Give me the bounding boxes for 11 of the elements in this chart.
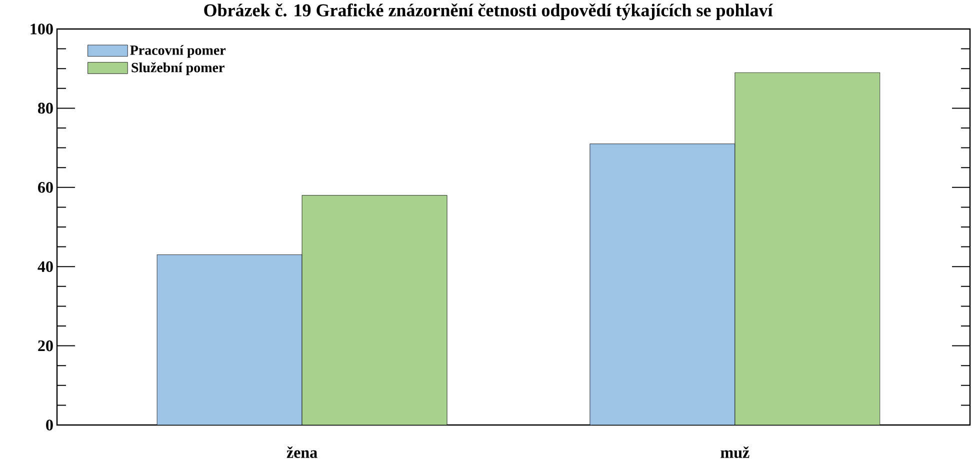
x-tick-label: žena xyxy=(286,446,318,458)
y-tick-label: 20 xyxy=(38,340,53,352)
legend-label: Pracovní pomer xyxy=(130,45,226,58)
y-tick-label: 80 xyxy=(38,102,53,114)
y-tick-label: 40 xyxy=(38,261,53,272)
y-tick-label: 0 xyxy=(46,420,53,430)
chart-title: Obrázek č. 19 Grafické znázornění četnosti odpovědí týkajících se pohlaví xyxy=(204,4,773,20)
y-tick-label: 60 xyxy=(38,182,53,193)
x-tick-label: muž xyxy=(720,446,750,458)
y-tick-label: 100 xyxy=(30,24,53,34)
legend-label: Služební pomer xyxy=(132,62,224,76)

━━━━

> _Exercise details_
Rename every "legend-label" in the records to "legend-entry" and write the records out again with everything else unchanged. Leave the pictures out of your answer.

> _Exercise answer_
Give me the bounding boxes for 11 of the elements in this chart.
x-tick-label: žena xyxy=(286,446,318,458)
y-tick-label: 20 xyxy=(38,340,53,352)
legend-entry: Pracovní pomer xyxy=(130,45,226,58)
y-tick-label: 80 xyxy=(38,102,53,114)
y-tick-label: 40 xyxy=(38,261,53,272)
y-tick-label: 0 xyxy=(46,420,53,430)
chart-title: Obrázek č. 19 Grafické znázornění četnosti odpovědí týkajících se pohlaví xyxy=(204,4,773,20)
y-tick-label: 60 xyxy=(38,182,53,193)
x-tick-label: muž xyxy=(720,446,750,458)
y-tick-label: 100 xyxy=(30,24,53,34)
legend-entry: Služební pomer xyxy=(132,62,224,76)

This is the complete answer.